> TASK REQUIREMENTS: Repeat each line exactly, leaving nothing out.

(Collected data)
━━━━━━

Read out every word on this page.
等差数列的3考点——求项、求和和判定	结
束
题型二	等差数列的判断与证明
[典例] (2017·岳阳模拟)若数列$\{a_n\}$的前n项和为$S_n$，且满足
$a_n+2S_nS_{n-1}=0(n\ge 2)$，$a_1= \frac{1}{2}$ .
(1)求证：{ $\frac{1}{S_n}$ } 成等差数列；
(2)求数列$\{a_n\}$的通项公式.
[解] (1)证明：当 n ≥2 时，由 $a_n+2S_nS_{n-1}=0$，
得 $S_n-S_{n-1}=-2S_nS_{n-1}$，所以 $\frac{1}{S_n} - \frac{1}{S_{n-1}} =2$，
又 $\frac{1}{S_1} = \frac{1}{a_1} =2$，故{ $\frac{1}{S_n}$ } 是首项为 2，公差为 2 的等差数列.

━━━━━━

> SOLUTION FOR THIS PROBLEM:
Read out every word on this page.
等差数列的3考点——求项、求和和判定	结
束
题型二	等差数列的判断与证明
[典例] (2017·岳阳模拟)若数列$\{a_n\}$的前n项和为$S_n$，且满足
$a_n+2S_nS_{n-1}=0(n\ge 2)$，$a_1= \frac{1}{2}$ .
(1)求证：{ $\frac{1}{S_n}$ } 成等差数列；
(2)求数列$\{a_n\}$的通项公式.
[解] (1)证明：当 n ≥2 时，由 $a_n+2S_nS_{n-1}=0$，
得 $S_n-S_{n-1}=-2S_nS_{n-1}$，所以 $\frac{1}{S_n} - \frac{1}{S_{n-1}} =2$，
又 $\frac{1}{S_1} = \frac{1}{a_1} =2$，故{ $\frac{1}{S_n}$ } 是首项为 2，公差为 2 的等差数列.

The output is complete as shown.